## Raw records
______

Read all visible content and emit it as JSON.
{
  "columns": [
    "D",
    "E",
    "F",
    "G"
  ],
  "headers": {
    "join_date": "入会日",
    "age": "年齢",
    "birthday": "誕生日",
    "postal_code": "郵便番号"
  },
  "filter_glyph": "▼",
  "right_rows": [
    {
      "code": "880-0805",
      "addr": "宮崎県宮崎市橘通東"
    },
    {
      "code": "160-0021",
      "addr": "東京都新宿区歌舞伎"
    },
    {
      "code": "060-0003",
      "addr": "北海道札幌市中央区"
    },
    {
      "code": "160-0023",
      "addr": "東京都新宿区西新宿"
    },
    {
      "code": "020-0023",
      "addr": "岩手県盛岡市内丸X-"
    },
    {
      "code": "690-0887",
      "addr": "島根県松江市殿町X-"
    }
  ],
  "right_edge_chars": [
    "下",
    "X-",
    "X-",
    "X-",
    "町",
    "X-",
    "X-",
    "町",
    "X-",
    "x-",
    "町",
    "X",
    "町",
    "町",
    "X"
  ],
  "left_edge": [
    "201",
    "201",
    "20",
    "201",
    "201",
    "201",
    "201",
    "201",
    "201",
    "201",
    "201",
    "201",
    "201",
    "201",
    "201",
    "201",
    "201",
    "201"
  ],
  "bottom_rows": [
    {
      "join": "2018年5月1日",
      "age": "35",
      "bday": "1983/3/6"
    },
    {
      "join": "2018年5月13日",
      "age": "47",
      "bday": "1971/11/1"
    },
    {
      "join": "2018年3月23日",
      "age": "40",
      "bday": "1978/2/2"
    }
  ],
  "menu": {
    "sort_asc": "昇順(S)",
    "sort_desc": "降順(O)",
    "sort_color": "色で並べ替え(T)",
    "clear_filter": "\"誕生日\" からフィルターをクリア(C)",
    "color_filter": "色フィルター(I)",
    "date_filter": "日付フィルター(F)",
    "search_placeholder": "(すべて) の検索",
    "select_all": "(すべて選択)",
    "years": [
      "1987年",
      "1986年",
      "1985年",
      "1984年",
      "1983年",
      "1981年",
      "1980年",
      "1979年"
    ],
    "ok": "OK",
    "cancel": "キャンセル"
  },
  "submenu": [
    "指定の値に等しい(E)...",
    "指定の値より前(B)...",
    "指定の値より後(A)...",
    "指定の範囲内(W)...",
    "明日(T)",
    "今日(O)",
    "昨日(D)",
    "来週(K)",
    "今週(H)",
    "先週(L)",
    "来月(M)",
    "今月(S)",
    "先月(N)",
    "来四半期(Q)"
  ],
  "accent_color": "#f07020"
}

______

## Task description
Return the lines of the records that include the string "addr".

## Solution to this task
      "addr": "宮崎県宮崎市橘通東"
      "addr": "東京都新宿区歌舞伎"
      "addr": "北海道札幌市中央区"
      "addr": "東京都新宿区西新宿"
      "addr": "岩手県盛岡市内丸X-"
      "addr": "島根県松江市殿町X-"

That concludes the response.